◆ What you are asked to do: Find each line with the word "Contains" and copy it.

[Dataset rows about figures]
** start **

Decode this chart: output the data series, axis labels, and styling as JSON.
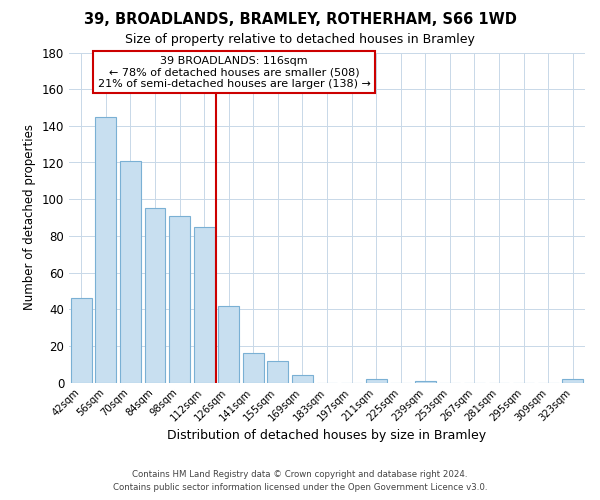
{
  "title": "39, BROADLANDS, BRAMLEY, ROTHERHAM, S66 1WD",
  "subtitle": "Size of property relative to detached houses in Bramley",
  "xlabel": "Distribution of detached houses by size in Bramley",
  "ylabel": "Number of detached properties",
  "bar_labels": [
    "42sqm",
    "56sqm",
    "70sqm",
    "84sqm",
    "98sqm",
    "112sqm",
    "126sqm",
    "141sqm",
    "155sqm",
    "169sqm",
    "183sqm",
    "197sqm",
    "211sqm",
    "225sqm",
    "239sqm",
    "253sqm",
    "267sqm",
    "281sqm",
    "295sqm",
    "309sqm",
    "323sqm"
  ],
  "bar_values": [
    46,
    145,
    121,
    95,
    91,
    85,
    42,
    16,
    12,
    4,
    0,
    0,
    2,
    0,
    1,
    0,
    0,
    0,
    0,
    0,
    2
  ],
  "bar_color": "#c8dff0",
  "bar_edge_color": "#7ab0d4",
  "vline_x": 5.5,
  "vline_color": "#cc0000",
  "annotation_title": "39 BROADLANDS: 116sqm",
  "annotation_line1": "← 78% of detached houses are smaller (508)",
  "annotation_line2": "21% of semi-detached houses are larger (138) →",
  "annotation_box_color": "#ffffff",
  "annotation_box_edge": "#cc0000",
  "ylim": [
    0,
    180
  ],
  "yticks": [
    0,
    20,
    40,
    60,
    80,
    100,
    120,
    140,
    160,
    180
  ],
  "footer_line1": "Contains HM Land Registry data © Crown copyright and database right 2024.",
  "footer_line2": "Contains public sector information licensed under the Open Government Licence v3.0.",
  "background_color": "#ffffff",
  "grid_color": "#c8d8e8"
}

** end **

◆ Completed exercise:
  "footer_line1": "Contains HM Land Registry data © Crown copyright and database right 2024.",
  "footer_line2": "Contains public sector information licensed under the Open Government Licence v3.0.",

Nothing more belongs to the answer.